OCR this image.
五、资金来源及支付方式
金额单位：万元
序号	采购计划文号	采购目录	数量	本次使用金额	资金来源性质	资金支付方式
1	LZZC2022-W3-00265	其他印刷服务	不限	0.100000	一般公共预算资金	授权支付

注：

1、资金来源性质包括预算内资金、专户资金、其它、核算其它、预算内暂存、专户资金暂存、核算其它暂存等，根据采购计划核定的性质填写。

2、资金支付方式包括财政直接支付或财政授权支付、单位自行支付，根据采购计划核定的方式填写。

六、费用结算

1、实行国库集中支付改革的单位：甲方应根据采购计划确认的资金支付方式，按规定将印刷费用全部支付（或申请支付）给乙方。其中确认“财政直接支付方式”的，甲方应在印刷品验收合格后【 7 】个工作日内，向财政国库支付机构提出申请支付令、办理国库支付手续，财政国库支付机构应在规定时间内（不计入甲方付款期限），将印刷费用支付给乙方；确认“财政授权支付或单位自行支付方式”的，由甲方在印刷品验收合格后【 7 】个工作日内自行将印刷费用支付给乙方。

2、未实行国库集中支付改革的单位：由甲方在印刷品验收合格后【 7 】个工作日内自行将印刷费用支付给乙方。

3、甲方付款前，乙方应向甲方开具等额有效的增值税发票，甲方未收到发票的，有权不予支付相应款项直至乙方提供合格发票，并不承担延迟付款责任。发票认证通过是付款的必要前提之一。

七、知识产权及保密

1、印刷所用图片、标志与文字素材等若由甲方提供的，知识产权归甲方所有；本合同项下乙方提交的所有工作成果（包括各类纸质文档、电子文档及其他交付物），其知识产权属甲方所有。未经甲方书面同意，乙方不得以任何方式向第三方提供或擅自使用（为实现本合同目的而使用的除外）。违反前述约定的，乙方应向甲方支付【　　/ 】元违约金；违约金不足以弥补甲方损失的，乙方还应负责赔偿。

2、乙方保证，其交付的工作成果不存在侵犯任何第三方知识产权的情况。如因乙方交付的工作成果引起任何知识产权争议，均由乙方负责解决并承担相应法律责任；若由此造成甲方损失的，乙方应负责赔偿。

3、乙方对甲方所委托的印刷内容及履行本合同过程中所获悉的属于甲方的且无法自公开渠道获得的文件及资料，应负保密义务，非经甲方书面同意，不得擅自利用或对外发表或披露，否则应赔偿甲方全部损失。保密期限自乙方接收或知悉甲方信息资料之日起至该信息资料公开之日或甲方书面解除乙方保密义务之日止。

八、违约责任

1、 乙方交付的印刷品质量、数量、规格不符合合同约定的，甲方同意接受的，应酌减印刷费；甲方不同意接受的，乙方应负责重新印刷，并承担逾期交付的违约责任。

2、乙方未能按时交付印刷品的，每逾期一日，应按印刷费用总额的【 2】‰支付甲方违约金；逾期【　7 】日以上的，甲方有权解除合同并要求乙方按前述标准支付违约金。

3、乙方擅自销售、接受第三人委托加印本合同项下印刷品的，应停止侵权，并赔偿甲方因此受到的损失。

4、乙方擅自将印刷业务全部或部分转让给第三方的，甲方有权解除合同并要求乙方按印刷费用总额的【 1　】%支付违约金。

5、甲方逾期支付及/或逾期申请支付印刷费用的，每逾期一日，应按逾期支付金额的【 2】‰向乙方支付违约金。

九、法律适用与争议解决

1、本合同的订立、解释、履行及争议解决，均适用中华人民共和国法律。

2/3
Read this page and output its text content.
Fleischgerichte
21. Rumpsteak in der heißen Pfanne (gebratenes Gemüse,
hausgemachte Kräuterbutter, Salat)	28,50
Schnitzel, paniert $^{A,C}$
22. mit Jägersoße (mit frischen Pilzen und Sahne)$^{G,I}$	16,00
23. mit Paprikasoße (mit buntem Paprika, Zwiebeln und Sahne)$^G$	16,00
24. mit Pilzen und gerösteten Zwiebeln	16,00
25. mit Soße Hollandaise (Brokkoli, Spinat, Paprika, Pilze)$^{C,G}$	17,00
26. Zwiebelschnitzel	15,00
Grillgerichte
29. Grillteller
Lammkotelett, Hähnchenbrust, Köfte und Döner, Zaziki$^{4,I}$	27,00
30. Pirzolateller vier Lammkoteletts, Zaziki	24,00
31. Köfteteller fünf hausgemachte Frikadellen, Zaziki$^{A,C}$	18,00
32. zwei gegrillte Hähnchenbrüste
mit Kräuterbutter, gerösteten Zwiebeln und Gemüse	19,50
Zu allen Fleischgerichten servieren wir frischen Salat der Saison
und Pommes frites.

### SET PROBLEM
Faithfully reproduce all of the records, character for character.

### SOLVED PROBLEM
OCR this image.
五、资金来源及支付方式
金额单位：万元
序号	采购计划文号	采购目录	数量	本次使用金额	资金来源性质	资金支付方式
1	LZZC2022-W3-00265	其他印刷服务	不限	0.100000	一般公共预算资金	授权支付

注：

1、资金来源性质包括预算内资金、专户资金、其它、核算其它、预算内暂存、专户资金暂存、核算其它暂存等，根据采购计划核定的性质填写。

2、资金支付方式包括财政直接支付或财政授权支付、单位自行支付，根据采购计划核定的方式填写。

六、费用结算

1、实行国库集中支付改革的单位：甲方应根据采购计划确认的资金支付方式，按规定将印刷费用全部支付（或申请支付）给乙方。其中确认“财政直接支付方式”的，甲方应在印刷品验收合格后【 7 】个工作日内，向财政国库支付机构提出申请支付令、办理国库支付手续，财政国库支付机构应在规定时间内（不计入甲方付款期限），将印刷费用支付给乙方；确认“财政授权支付或单位自行支付方式”的，由甲方在印刷品验收合格后【 7 】个工作日内自行将印刷费用支付给乙方。

2、未实行国库集中支付改革的单位：由甲方在印刷品验收合格后【 7 】个工作日内自行将印刷费用支付给乙方。

3、甲方付款前，乙方应向甲方开具等额有效的增值税发票，甲方未收到发票的，有权不予支付相应款项直至乙方提供合格发票，并不承担延迟付款责任。发票认证通过是付款的必要前提之一。

七、知识产权及保密

1、印刷所用图片、标志与文字素材等若由甲方提供的，知识产权归甲方所有；本合同项下乙方提交的所有工作成果（包括各类纸质文档、电子文档及其他交付物），其知识产权属甲方所有。未经甲方书面同意，乙方不得以任何方式向第三方提供或擅自使用（为实现本合同目的而使用的除外）。违反前述约定的，乙方应向甲方支付【　　/ 】元违约金；违约金不足以弥补甲方损失的，乙方还应负责赔偿。

2、乙方保证，其交付的工作成果不存在侵犯任何第三方知识产权的情况。如因乙方交付的工作成果引起任何知识产权争议，均由乙方负责解决并承担相应法律责任；若由此造成甲方损失的，乙方应负责赔偿。

3、乙方对甲方所委托的印刷内容及履行本合同过程中所获悉的属于甲方的且无法自公开渠道获得的文件及资料，应负保密义务，非经甲方书面同意，不得擅自利用或对外发表或披露，否则应赔偿甲方全部损失。保密期限自乙方接收或知悉甲方信息资料之日起至该信息资料公开之日或甲方书面解除乙方保密义务之日止。

八、违约责任

1、 乙方交付的印刷品质量、数量、规格不符合合同约定的，甲方同意接受的，应酌减印刷费；甲方不同意接受的，乙方应负责重新印刷，并承担逾期交付的违约责任。

2、乙方未能按时交付印刷品的，每逾期一日，应按印刷费用总额的【 2】‰支付甲方违约金；逾期【　7 】日以上的，甲方有权解除合同并要求乙方按前述标准支付违约金。

3、乙方擅自销售、接受第三人委托加印本合同项下印刷品的，应停止侵权，并赔偿甲方因此受到的损失。

4、乙方擅自将印刷业务全部或部分转让给第三方的，甲方有权解除合同并要求乙方按印刷费用总额的【 1　】%支付违约金。

5、甲方逾期支付及/或逾期申请支付印刷费用的，每逾期一日，应按逾期支付金额的【 2】‰向乙方支付违约金。

九、法律适用与争议解决

1、本合同的订立、解释、履行及争议解决，均适用中华人民共和国法律。

2/3
Read this page and output its text content.
Fleischgerichte
21. Rumpsteak in der heißen Pfanne (gebratenes Gemüse,
hausgemachte Kräuterbutter, Salat)	28,50
Schnitzel, paniert $^{A,C}$
22. mit Jägersoße (mit frischen Pilzen und Sahne)$^{G,I}$	16,00
23. mit Paprikasoße (mit buntem Paprika, Zwiebeln und Sahne)$^G$	16,00
24. mit Pilzen und gerösteten Zwiebeln	16,00
25. mit Soße Hollandaise (Brokkoli, Spinat, Paprika, Pilze)$^{C,G}$	17,00
26. Zwiebelschnitzel	15,00
Grillgerichte
29. Grillteller
Lammkotelett, Hähnchenbrust, Köfte und Döner, Zaziki$^{4,I}$	27,00
30. Pirzolateller vier Lammkoteletts, Zaziki	24,00
31. Köfteteller fünf hausgemachte Frikadellen, Zaziki$^{A,C}$	18,00
32. zwei gegrillte Hähnchenbrüste
mit Kräuterbutter, gerösteten Zwiebeln und Gemüse	19,50
Zu allen Fleischgerichten servieren wir frischen Salat der Saison
und Pommes frites.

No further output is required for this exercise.